# TO DO
Each line that follows is to be retyped exactly.
>> begin
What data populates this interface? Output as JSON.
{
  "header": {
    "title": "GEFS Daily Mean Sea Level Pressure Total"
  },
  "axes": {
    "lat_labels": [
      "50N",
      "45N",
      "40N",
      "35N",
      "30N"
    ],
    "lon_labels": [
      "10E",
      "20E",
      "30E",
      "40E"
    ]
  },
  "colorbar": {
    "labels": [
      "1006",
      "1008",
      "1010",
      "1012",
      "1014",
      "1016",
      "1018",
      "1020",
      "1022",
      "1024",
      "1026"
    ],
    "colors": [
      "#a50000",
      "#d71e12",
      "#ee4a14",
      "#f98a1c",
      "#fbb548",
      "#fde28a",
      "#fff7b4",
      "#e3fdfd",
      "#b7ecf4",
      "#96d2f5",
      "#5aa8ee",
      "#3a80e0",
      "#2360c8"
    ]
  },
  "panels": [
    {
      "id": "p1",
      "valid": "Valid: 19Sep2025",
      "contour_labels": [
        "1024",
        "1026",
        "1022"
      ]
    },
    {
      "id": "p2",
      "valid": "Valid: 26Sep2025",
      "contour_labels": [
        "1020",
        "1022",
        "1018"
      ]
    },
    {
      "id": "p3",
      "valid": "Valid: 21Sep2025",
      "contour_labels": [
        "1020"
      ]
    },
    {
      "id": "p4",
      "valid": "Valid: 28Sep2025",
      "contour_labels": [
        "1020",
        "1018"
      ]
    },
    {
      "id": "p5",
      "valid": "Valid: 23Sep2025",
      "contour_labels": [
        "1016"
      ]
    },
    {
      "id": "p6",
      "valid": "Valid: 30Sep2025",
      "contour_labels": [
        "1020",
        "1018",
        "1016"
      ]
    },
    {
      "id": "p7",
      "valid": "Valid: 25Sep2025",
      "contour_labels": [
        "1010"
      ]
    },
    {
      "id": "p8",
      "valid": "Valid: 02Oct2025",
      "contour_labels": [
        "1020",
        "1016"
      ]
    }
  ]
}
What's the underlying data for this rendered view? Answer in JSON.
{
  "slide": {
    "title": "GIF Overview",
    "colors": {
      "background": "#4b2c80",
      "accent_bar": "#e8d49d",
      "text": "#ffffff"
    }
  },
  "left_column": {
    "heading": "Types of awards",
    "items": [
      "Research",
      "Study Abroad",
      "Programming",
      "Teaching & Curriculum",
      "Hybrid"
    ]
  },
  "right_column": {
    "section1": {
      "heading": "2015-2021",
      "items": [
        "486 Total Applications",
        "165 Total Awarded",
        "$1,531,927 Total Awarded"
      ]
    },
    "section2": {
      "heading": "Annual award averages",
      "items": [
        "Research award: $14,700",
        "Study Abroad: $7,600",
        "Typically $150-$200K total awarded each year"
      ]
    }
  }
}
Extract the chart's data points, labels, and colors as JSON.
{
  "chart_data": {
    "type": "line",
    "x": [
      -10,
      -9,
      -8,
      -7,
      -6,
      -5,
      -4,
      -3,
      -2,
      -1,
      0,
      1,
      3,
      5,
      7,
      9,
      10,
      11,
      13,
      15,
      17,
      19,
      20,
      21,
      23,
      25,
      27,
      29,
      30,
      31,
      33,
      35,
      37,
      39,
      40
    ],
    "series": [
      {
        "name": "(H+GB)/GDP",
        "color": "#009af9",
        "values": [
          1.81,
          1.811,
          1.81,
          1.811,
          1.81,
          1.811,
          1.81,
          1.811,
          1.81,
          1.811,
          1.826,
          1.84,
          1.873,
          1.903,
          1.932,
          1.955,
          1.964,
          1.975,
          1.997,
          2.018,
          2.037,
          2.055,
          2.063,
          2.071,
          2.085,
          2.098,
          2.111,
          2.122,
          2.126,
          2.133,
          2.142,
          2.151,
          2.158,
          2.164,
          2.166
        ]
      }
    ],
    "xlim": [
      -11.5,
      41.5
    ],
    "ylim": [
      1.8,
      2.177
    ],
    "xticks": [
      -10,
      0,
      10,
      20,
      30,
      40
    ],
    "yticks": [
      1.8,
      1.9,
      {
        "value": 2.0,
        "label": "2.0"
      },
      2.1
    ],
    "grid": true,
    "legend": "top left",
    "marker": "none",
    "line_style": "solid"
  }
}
>> end
# FULL SOLUTION
What data populates this interface? Output as JSON.
{
  "header": {
    "title": "GEFS Daily Mean Sea Level Pressure Total"
  },
  "axes": {
    "lat_labels": [
      "50N",
      "45N",
      "40N",
      "35N",
      "30N"
    ],
    "lon_labels": [
      "10E",
      "20E",
      "30E",
      "40E"
    ]
  },
  "colorbar": {
    "labels": [
      "1006",
      "1008",
      "1010",
      "1012",
      "1014",
      "1016",
      "1018",
      "1020",
      "1022",
      "1024",
      "1026"
    ],
    "colors": [
      "#a50000",
      "#d71e12",
      "#ee4a14",
      "#f98a1c",
      "#fbb548",
      "#fde28a",
      "#fff7b4",
      "#e3fdfd",
      "#b7ecf4",
      "#96d2f5",
      "#5aa8ee",
      "#3a80e0",
      "#2360c8"
    ]
  },
  "panels": [
    {
      "id": "p1",
      "valid": "Valid: 19Sep2025",
      "contour_labels": [
        "1024",
        "1026",
        "1022"
      ]
    },
    {
      "id": "p2",
      "valid": "Valid: 26Sep2025",
      "contour_labels": [
        "1020",
        "1022",
        "1018"
      ]
    },
    {
      "id": "p3",
      "valid": "Valid: 21Sep2025",
      "contour_labels": [
        "1020"
      ]
    },
    {
      "id": "p4",
      "valid": "Valid: 28Sep2025",
      "contour_labels": [
        "1020",
        "1018"
      ]
    },
    {
      "id": "p5",
      "valid": "Valid: 23Sep2025",
      "contour_labels": [
        "1016"
      ]
    },
    {
      "id": "p6",
      "valid": "Valid: 30Sep2025",
      "contour_labels": [
        "1020",
        "1018",
        "1016"
      ]
    },
    {
      "id": "p7",
      "valid": "Valid: 25Sep2025",
      "contour_labels": [
        "1010"
      ]
    },
    {
      "id": "p8",
      "valid": "Valid: 02Oct2025",
      "contour_labels": [
        "1020",
        "1016"
      ]
    }
  ]
}
What's the underlying data for this rendered view? Answer in JSON.
{
  "slide": {
    "title": "GIF Overview",
    "colors": {
      "background": "#4b2c80",
      "accent_bar": "#e8d49d",
      "text": "#ffffff"
    }
  },
  "left_column": {
    "heading": "Types of awards",
    "items": [
      "Research",
      "Study Abroad",
      "Programming",
      "Teaching & Curriculum",
      "Hybrid"
    ]
  },
  "right_column": {
    "section1": {
      "heading": "2015-2021",
      "items": [
        "486 Total Applications",
        "165 Total Awarded",
        "$1,531,927 Total Awarded"
      ]
    },
    "section2": {
      "heading": "Annual award averages",
      "items": [
        "Research award: $14,700",
        "Study Abroad: $7,600",
        "Typically $150-$200K total awarded each year"
      ]
    }
  }
}
Extract the chart's data points, labels, and colors as JSON.
{
  "chart_data": {
    "type": "line",
    "x": [
      -10,
      -9,
      -8,
      -7,
      -6,
      -5,
      -4,
      -3,
      -2,
      -1,
      0,
      1,
      3,
      5,
      7,
      9,
      10,
      11,
      13,
      15,
      17,
      19,
      20,
      21,
      23,
      25,
      27,
      29,
      30,
      31,
      33,
      35,
      37,
      39,
      40
    ],
    "series": [
      {
        "name": "(H+GB)/GDP",
        "color": "#009af9",
        "values": [
          1.81,
          1.811,
          1.81,
          1.811,
          1.81,
          1.811,
          1.81,
          1.811,
          1.81,
          1.811,
          1.826,
          1.84,
          1.873,
          1.903,
          1.932,
          1.955,
          1.964,
          1.975,
          1.997,
          2.018,
          2.037,
          2.055,
          2.063,
          2.071,
          2.085,
          2.098,
          2.111,
          2.122,
          2.126,
          2.133,
          2.142,
          2.151,
          2.158,
          2.164,
          2.166
        ]
      }
    ],
    "xlim": [
      -11.5,
      41.5
    ],
    "ylim": [
      1.8,
      2.177
    ],
    "xticks": [
      -10,
      0,
      10,
      20,
      30,
      40
    ],
    "yticks": [
      1.8,
      1.9,
      {
        "value": 2.0,
        "label": "2.0"
      },
      2.1
    ],
    "grid": true,
    "legend": "top left",
    "marker": "none",
    "line_style": "solid"
  }
}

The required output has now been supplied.